TASK DESCRIPTION >>
In the records below, locate the line containing "Read out every word on this page."; output that line and every following line through the last, exactly.

RECORDS SUPPLIED >>

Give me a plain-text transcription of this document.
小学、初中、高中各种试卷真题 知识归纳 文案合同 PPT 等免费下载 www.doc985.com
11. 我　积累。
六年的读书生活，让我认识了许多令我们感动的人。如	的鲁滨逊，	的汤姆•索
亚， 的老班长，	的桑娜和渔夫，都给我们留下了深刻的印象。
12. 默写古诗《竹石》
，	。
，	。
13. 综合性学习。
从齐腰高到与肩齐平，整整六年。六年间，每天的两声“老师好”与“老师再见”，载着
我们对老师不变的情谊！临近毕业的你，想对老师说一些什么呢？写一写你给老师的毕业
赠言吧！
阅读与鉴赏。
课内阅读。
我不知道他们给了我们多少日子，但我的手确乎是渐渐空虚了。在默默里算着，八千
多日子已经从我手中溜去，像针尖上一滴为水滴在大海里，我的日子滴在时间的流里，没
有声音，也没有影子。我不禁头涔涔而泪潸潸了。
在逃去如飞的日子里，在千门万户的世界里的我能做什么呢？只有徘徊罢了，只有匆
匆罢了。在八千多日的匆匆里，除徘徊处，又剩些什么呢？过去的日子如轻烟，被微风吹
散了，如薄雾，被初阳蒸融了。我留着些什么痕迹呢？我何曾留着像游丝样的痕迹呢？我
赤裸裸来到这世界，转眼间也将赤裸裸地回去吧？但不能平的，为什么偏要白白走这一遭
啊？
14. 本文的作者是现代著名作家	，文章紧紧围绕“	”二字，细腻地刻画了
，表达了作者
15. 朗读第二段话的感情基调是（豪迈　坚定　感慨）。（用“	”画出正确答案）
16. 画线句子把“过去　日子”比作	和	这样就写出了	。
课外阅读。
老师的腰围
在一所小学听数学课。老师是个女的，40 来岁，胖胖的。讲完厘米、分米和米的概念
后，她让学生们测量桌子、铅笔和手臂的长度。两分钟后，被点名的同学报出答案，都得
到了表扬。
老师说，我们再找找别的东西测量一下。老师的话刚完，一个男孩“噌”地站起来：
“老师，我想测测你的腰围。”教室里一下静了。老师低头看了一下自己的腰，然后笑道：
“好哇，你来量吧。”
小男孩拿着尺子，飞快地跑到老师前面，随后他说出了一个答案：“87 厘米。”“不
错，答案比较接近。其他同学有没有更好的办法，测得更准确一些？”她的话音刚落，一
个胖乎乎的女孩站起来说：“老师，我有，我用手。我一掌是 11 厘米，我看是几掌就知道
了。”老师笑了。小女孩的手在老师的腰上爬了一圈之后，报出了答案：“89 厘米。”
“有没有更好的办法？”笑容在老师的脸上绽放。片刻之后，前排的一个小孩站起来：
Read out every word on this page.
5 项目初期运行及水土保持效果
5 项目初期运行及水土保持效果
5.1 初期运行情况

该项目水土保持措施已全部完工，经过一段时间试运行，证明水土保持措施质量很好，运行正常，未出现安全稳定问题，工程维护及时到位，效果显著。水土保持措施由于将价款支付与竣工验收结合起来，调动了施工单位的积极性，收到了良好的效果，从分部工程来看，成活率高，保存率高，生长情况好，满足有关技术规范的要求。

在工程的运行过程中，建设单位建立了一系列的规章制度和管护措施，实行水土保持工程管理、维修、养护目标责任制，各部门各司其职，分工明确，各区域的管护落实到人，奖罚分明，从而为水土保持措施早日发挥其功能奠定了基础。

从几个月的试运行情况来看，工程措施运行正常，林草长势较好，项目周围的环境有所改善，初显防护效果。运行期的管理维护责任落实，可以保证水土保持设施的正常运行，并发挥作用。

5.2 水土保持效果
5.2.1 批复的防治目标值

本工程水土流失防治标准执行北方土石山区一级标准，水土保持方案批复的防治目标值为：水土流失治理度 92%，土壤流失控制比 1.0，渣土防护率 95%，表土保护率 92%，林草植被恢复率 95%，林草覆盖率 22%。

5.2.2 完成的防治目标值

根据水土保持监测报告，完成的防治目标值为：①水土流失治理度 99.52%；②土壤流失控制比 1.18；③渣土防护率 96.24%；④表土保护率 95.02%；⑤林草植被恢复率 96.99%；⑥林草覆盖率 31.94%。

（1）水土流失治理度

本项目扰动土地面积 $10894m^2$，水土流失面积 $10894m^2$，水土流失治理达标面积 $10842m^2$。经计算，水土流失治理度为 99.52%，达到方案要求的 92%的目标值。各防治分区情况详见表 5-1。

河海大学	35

ANSWER TO THIS EXERCISE >>
Read out every word on this page.
5 项目初期运行及水土保持效果
5 项目初期运行及水土保持效果
5.1 初期运行情况

该项目水土保持措施已全部完工，经过一段时间试运行，证明水土保持措施质量很好，运行正常，未出现安全稳定问题，工程维护及时到位，效果显著。水土保持措施由于将价款支付与竣工验收结合起来，调动了施工单位的积极性，收到了良好的效果，从分部工程来看，成活率高，保存率高，生长情况好，满足有关技术规范的要求。

在工程的运行过程中，建设单位建立了一系列的规章制度和管护措施，实行水土保持工程管理、维修、养护目标责任制，各部门各司其职，分工明确，各区域的管护落实到人，奖罚分明，从而为水土保持措施早日发挥其功能奠定了基础。

从几个月的试运行情况来看，工程措施运行正常，林草长势较好，项目周围的环境有所改善，初显防护效果。运行期的管理维护责任落实，可以保证水土保持设施的正常运行，并发挥作用。

5.2 水土保持效果
5.2.1 批复的防治目标值

本工程水土流失防治标准执行北方土石山区一级标准，水土保持方案批复的防治目标值为：水土流失治理度 92%，土壤流失控制比 1.0，渣土防护率 95%，表土保护率 92%，林草植被恢复率 95%，林草覆盖率 22%。

5.2.2 完成的防治目标值

根据水土保持监测报告，完成的防治目标值为：①水土流失治理度 99.52%；②土壤流失控制比 1.18；③渣土防护率 96.24%；④表土保护率 95.02%；⑤林草植被恢复率 96.99%；⑥林草覆盖率 31.94%。

（1）水土流失治理度

本项目扰动土地面积 $10894m^2$，水土流失面积 $10894m^2$，水土流失治理达标面积 $10842m^2$。经计算，水土流失治理度为 99.52%，达到方案要求的 92%的目标值。各防治分区情况详见表 5-1。

河海大学	35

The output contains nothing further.